━━━━━ Source data

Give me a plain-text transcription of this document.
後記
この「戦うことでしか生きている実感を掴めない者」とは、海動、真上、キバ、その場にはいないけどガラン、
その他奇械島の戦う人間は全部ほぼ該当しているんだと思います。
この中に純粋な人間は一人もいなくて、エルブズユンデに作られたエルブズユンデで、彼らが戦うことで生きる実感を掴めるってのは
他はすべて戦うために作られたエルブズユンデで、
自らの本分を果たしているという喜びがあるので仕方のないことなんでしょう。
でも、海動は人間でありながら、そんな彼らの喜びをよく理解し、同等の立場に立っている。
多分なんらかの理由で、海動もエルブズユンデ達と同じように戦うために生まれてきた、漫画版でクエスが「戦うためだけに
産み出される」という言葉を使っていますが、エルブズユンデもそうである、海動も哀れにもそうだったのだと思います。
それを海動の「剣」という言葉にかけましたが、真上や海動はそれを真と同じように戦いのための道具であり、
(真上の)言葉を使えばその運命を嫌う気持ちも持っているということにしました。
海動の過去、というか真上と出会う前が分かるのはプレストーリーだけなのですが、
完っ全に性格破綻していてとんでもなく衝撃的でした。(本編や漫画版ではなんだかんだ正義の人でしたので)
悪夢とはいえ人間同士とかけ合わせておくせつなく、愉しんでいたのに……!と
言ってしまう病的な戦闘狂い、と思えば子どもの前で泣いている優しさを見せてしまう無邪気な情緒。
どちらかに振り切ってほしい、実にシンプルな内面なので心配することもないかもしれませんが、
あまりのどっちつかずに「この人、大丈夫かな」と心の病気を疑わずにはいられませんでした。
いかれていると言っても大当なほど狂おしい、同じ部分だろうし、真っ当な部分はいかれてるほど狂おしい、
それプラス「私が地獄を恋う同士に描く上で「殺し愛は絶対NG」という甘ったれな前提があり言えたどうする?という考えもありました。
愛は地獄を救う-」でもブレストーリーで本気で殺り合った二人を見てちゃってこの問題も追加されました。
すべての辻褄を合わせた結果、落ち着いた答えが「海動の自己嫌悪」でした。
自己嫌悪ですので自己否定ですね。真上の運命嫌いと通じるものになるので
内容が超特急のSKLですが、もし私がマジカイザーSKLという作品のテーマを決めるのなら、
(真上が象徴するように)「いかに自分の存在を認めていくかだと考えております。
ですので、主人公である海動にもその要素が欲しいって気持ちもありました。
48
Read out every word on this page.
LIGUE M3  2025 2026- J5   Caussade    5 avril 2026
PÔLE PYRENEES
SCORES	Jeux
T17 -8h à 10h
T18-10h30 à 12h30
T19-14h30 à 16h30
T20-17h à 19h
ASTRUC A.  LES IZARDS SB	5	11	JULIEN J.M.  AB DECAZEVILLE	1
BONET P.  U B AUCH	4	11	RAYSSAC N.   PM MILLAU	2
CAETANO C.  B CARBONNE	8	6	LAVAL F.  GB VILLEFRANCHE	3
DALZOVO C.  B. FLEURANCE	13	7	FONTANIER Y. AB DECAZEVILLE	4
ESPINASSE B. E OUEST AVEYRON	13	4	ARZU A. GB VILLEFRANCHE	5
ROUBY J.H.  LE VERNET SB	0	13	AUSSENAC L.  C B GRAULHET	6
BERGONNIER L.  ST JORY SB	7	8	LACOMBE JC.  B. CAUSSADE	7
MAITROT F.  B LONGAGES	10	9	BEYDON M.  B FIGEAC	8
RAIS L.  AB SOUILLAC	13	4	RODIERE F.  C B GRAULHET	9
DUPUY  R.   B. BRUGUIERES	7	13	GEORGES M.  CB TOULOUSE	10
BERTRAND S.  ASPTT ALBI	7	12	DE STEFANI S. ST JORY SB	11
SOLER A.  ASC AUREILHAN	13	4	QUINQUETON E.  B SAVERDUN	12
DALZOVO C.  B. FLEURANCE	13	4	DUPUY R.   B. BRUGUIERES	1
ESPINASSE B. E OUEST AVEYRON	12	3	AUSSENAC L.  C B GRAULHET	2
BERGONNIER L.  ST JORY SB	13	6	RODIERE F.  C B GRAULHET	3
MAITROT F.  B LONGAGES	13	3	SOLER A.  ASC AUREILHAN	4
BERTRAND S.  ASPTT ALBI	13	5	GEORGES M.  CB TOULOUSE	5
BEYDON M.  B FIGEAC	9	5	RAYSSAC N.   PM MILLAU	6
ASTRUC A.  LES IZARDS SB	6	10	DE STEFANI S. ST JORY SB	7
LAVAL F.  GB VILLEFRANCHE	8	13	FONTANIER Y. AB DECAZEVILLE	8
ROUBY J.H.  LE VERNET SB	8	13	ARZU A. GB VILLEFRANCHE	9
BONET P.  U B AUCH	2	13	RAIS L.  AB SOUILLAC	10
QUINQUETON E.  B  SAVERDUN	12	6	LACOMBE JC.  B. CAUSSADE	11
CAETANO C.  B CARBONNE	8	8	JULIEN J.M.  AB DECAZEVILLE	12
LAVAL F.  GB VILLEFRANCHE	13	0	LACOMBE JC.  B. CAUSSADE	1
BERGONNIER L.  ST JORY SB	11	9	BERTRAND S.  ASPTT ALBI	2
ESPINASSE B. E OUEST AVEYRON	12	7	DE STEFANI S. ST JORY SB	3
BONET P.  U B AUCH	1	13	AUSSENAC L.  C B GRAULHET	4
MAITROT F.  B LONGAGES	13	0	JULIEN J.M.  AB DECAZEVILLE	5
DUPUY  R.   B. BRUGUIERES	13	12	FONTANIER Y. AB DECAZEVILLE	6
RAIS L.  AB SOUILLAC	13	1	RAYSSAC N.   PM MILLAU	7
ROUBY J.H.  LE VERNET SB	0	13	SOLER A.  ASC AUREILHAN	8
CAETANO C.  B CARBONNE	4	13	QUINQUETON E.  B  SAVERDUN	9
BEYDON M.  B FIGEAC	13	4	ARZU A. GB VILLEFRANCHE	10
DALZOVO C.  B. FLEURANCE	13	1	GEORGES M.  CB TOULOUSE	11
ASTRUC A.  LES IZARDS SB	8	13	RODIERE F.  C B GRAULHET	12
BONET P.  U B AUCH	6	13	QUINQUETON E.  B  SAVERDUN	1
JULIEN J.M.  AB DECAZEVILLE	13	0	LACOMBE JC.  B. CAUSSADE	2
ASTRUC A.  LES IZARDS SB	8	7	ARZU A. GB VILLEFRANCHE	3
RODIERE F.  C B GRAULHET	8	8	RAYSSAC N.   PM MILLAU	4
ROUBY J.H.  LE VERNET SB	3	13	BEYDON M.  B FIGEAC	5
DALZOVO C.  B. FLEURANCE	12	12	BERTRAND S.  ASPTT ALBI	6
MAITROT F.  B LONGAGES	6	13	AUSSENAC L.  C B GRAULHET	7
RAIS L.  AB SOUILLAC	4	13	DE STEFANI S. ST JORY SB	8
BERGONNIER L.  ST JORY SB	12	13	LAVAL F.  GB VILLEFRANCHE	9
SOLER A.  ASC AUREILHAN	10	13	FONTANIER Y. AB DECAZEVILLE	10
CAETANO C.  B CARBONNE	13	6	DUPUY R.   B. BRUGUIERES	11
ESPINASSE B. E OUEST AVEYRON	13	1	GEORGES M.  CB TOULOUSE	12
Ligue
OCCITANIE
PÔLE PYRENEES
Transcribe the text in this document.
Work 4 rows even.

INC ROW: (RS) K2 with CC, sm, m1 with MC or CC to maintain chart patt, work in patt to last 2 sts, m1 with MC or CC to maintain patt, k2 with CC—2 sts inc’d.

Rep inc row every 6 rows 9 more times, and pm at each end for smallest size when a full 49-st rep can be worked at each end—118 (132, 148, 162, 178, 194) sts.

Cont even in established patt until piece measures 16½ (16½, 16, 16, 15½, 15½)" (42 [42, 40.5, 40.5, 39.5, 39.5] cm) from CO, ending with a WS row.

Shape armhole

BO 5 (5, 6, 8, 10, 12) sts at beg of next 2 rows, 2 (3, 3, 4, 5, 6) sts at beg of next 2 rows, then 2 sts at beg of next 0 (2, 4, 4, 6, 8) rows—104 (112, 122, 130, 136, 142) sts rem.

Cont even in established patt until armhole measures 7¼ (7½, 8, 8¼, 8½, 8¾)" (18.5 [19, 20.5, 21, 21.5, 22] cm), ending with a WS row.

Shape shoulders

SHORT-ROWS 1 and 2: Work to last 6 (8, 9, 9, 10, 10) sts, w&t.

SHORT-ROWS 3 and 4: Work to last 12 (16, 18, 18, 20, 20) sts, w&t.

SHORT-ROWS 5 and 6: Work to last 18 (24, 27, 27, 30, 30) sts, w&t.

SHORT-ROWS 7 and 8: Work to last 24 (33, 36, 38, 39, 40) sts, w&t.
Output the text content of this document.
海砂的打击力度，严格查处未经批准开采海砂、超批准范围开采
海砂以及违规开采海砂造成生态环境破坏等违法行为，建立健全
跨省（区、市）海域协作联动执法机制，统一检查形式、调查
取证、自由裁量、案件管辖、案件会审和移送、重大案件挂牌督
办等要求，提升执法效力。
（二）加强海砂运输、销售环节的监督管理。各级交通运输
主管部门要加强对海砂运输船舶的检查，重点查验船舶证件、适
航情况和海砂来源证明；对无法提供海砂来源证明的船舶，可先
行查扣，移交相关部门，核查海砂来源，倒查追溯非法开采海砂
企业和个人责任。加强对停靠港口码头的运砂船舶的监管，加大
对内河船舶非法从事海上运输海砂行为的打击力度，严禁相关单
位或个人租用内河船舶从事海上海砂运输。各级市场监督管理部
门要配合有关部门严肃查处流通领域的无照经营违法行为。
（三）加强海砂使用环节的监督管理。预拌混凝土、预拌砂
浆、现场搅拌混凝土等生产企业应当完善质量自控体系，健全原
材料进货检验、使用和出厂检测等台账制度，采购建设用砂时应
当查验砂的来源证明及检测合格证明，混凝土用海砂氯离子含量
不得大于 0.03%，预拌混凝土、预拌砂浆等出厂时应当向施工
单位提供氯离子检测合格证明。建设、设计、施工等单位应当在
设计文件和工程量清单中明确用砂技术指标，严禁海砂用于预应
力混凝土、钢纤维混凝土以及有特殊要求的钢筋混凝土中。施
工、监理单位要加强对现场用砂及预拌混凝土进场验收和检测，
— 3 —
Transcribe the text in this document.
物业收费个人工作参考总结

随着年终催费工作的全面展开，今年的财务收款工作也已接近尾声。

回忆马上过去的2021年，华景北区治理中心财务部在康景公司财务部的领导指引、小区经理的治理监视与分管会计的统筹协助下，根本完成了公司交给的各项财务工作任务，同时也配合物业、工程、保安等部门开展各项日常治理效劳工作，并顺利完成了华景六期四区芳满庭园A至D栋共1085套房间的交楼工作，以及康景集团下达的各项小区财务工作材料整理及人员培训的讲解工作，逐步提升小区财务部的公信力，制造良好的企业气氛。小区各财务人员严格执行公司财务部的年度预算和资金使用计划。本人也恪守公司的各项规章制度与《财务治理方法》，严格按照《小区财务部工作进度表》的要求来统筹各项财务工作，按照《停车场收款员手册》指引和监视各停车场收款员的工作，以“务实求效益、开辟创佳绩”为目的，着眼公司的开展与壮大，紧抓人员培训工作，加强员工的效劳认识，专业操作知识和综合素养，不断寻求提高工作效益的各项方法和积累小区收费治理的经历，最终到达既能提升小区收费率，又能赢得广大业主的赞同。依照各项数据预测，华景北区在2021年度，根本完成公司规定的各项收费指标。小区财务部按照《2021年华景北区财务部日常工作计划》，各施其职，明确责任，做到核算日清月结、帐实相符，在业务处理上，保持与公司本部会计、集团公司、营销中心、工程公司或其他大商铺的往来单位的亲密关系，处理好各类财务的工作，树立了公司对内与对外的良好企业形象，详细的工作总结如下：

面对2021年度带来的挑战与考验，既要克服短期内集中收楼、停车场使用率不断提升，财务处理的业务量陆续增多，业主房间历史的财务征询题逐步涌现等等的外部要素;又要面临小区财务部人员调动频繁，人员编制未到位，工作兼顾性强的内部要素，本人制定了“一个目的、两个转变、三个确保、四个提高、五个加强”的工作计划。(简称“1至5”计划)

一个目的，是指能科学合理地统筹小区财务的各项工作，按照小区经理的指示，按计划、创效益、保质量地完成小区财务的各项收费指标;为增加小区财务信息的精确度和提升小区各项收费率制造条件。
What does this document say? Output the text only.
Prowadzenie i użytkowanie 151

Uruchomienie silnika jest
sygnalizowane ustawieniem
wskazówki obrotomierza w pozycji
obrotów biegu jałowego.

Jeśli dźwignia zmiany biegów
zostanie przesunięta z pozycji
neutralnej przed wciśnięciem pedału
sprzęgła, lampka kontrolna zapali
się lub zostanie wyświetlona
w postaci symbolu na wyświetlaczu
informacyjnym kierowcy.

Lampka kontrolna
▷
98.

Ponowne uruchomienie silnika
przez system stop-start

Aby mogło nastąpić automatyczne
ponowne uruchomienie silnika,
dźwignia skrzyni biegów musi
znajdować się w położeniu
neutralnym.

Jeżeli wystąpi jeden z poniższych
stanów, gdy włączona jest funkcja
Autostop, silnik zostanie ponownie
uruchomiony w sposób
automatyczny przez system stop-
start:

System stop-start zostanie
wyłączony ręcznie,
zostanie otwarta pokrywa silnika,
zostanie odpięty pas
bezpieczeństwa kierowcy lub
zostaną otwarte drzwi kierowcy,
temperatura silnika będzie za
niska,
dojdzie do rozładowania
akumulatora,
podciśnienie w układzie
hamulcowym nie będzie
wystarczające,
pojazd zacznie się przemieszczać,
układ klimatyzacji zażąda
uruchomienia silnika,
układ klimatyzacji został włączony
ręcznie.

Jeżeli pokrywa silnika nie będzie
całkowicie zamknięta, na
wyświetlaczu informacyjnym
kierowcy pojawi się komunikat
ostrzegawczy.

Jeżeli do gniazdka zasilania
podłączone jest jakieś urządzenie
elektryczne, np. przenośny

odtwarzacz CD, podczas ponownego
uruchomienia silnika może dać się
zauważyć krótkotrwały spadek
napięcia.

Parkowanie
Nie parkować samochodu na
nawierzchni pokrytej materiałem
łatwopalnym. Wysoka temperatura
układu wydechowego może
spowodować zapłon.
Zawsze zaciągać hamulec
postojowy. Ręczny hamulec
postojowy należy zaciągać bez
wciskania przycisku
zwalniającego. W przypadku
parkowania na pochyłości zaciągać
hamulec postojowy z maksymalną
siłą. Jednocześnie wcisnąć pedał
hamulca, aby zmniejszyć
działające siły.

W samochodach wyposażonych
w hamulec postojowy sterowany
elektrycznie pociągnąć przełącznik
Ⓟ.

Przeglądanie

━━━━━━━━━━

#### The request:
Begin at the line containing "What does this" and reproduce each line through the end of the records above.

#### Expected answer:
What does this document say? Output the text only.
Prowadzenie i użytkowanie 151

Uruchomienie silnika jest
sygnalizowane ustawieniem
wskazówki obrotomierza w pozycji
obrotów biegu jałowego.

Jeśli dźwignia zmiany biegów
zostanie przesunięta z pozycji
neutralnej przed wciśnięciem pedału
sprzęgła, lampka kontrolna zapali
się lub zostanie wyświetlona
w postaci symbolu na wyświetlaczu
informacyjnym kierowcy.

Lampka kontrolna
▷
98.

Ponowne uruchomienie silnika
przez system stop-start

Aby mogło nastąpić automatyczne
ponowne uruchomienie silnika,
dźwignia skrzyni biegów musi
znajdować się w położeniu
neutralnym.

Jeżeli wystąpi jeden z poniższych
stanów, gdy włączona jest funkcja
Autostop, silnik zostanie ponownie
uruchomiony w sposób
automatyczny przez system stop-
start:

System stop-start zostanie
wyłączony ręcznie,
zostanie otwarta pokrywa silnika,
zostanie odpięty pas
bezpieczeństwa kierowcy lub
zostaną otwarte drzwi kierowcy,
temperatura silnika będzie za
niska,
dojdzie do rozładowania
akumulatora,
podciśnienie w układzie
hamulcowym nie będzie
wystarczające,
pojazd zacznie się przemieszczać,
układ klimatyzacji zażąda
uruchomienia silnika,
układ klimatyzacji został włączony
ręcznie.

Jeżeli pokrywa silnika nie będzie
całkowicie zamknięta, na
wyświetlaczu informacyjnym
kierowcy pojawi się komunikat
ostrzegawczy.

Jeżeli do gniazdka zasilania
podłączone jest jakieś urządzenie
elektryczne, np. przenośny

odtwarzacz CD, podczas ponownego
uruchomienia silnika może dać się
zauważyć krótkotrwały spadek
napięcia.

Parkowanie
Nie parkować samochodu na
nawierzchni pokrytej materiałem
łatwopalnym. Wysoka temperatura
układu wydechowego może
spowodować zapłon.
Zawsze zaciągać hamulec
postojowy. Ręczny hamulec
postojowy należy zaciągać bez
wciskania przycisku
zwalniającego. W przypadku
parkowania na pochyłości zaciągać
hamulec postojowy z maksymalną
siłą. Jednocześnie wcisnąć pedał
hamulca, aby zmniejszyć
działające siły.

W samochodach wyposażonych
w hamulec postojowy sterowany
elektrycznie pociągnąć przełącznik
Ⓟ.

Przeglądanie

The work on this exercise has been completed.